* [Given problem]
Gather every line that includes the word "accommodations", please.

:: Dataset records

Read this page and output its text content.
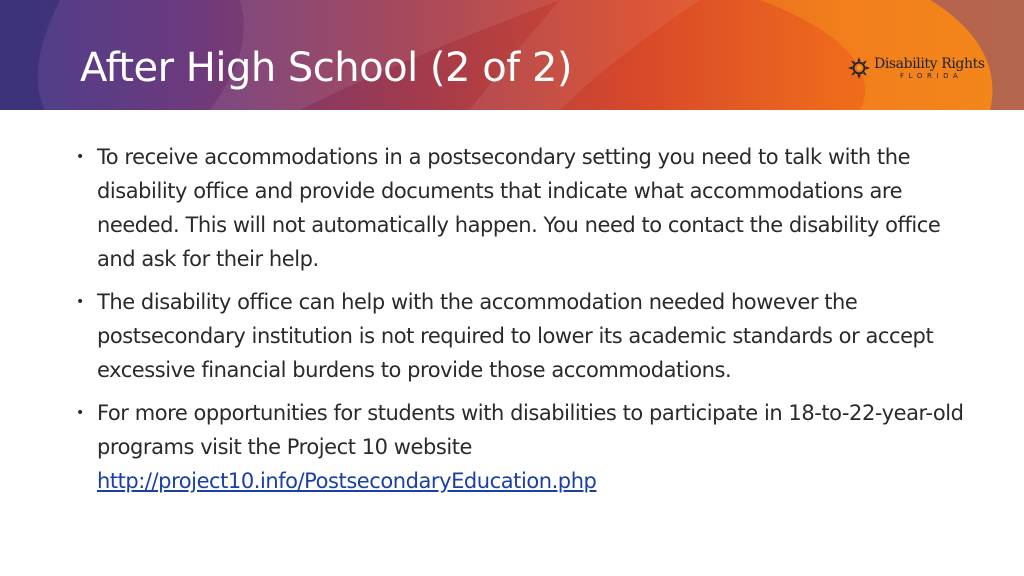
After High School (2 of 2)	Disability Rights
FLORIDA
• To receive accommodations in a postsecondary setting you need to talk with the disability office and provide documents that indicate what accommodations are needed. This will not automatically happen. You need to contact the disability office and ask for their help.
• The disability office can help with the accommodation needed however the postsecondary institution is not required to lower its academic standards or accept excessive financial burdens to provide those accommodations.
• For more opportunities for students with disabilities to participate in 18-to-22-year-old programs visit the Project 10 website
http://project10.info/PostsecondaryEducation.php
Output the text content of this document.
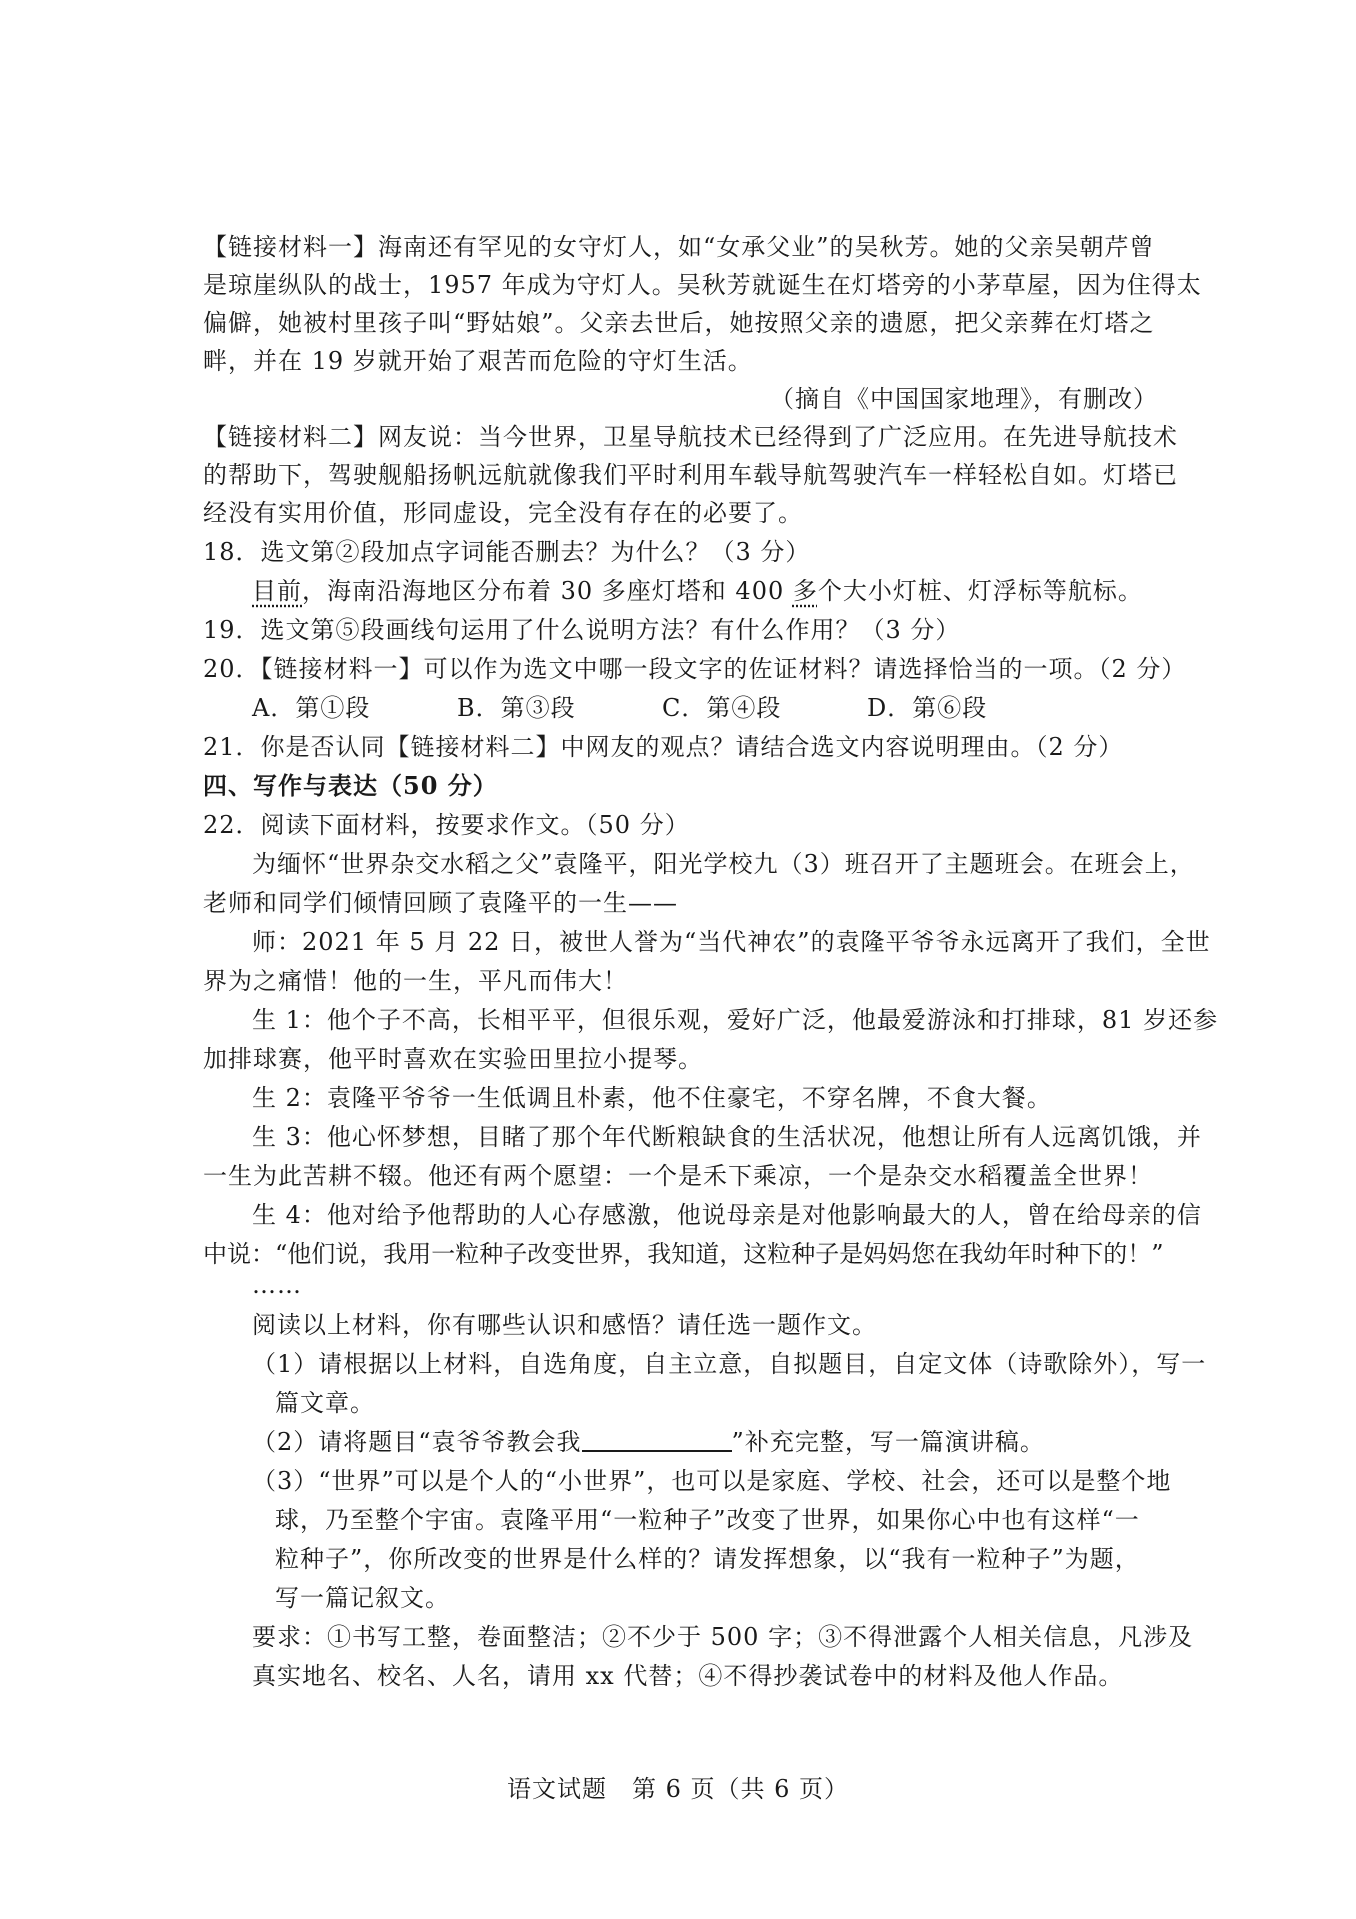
【链接材料一】海南还有罕见的女守灯人，如“女承父业”的吴秋芳。她的父亲吴朝芹曾
是琼崖纵队的战士，1957 年成为守灯人。吴秋芳就诞生在灯塔旁的小茅草屋，因为住得太
偏僻，她被村里孩子叫“野姑娘”。父亲去世后，她按照父亲的遗愿，把父亲葬在灯塔之
畔，并在 19 岁就开始了艰苦而危险的守灯生活。
（摘自《中国国家地理》，有删改）
【链接材料二】网友说：当今世界，卫星导航技术已经得到了广泛应用。在先进导航技术
的帮助下，驾驶舰船扬帆远航就像我们平时利用车载导航驾驶汽车一样轻松自如。灯塔已
经没有实用价值，形同虚设，完全没有存在的必要了。
18．选文第②段加点字词能否删去？为什么？（3 分）
目前，海南沿海地区分布着 30 多座灯塔和 400 多个大小灯桩、灯浮标等航标。
19．选文第⑤段画线句运用了什么说明方法？有什么作用？（3 分）
20．【链接材料一】可以作为选文中哪一段文字的佐证材料？请选择恰当的一项。（2 分）
A．第①段	B．第③段	C．第④段	D．第⑥段
21．你是否认同【链接材料二】中网友的观点？请结合选文内容说明理由。（2 分）
四、写作与表达（50 分）
22．阅读下面材料，按要求作文。（50 分）
为缅怀“世界杂交水稻之父”袁隆平，阳光学校九（3）班召开了主题班会。在班会上，
老师和同学们倾情回顾了袁隆平的一生——
师：2021 年 5 月 22 日，被世人誉为“当代神农”的袁隆平爷爷永远离开了我们，全世
界为之痛惜！他的一生，平凡而伟大！
生 1：他个子不高，长相平平，但很乐观，爱好广泛，他最爱游泳和打排球，81 岁还参
加排球赛，他平时喜欢在实验田里拉小提琴。
生 2：袁隆平爷爷一生低调且朴素，他不住豪宅，不穿名牌，不食大餐。
生 3：他心怀梦想，目睹了那个年代断粮缺食的生活状况，他想让所有人远离饥饿，并
一生为此苦耕不辍。他还有两个愿望：一个是禾下乘凉，一个是杂交水稻覆盖全世界！
生 4：他对给予他帮助的人心存感激，他说母亲是对他影响最大的人，曾在给母亲的信
中说：“他们说，我用一粒种子改变世界，我知道，这粒种子是妈妈您在我幼年时种下的！”
……
阅读以上材料，你有哪些认识和感悟？请任选一题作文。
（1）请根据以上材料，自选角度，自主立意，自拟题目，自定文体（诗歌除外），写一
篇文章。
（2）请将题目“袁爷爷教会我	”补充完整，写一篇演讲稿。
（3）“世界”可以是个人的“小世界”，也可以是家庭、学校、社会，还可以是整个地
球，乃至整个宇宙。袁隆平用“一粒种子”改变了世界，如果你心中也有这样“一
粒种子”，你所改变的世界是什么样的？请发挥想象，以“我有一粒种子”为题，
写一篇记叙文。
要求：①书写工整，卷面整洁；②不少于 500 字；③不得泄露个人相关信息，凡涉及
真实地名、校名、人名，请用 xx 代替；④不得抄袭试卷中的材料及他人作品。
语文试题　第 6 页（共 6 页）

::::

* [Expected answer]
• To receive accommodations in a postsecondary setting you need to talk with the disability office and provide documents that indicate what accommodations are needed. This will not automatically happen. You need to contact the disability office and ask for their help.
• The disability office can help with the accommodation needed however the postsecondary institution is not required to lower its academic standards or accept excessive financial burdens to provide those accommodations.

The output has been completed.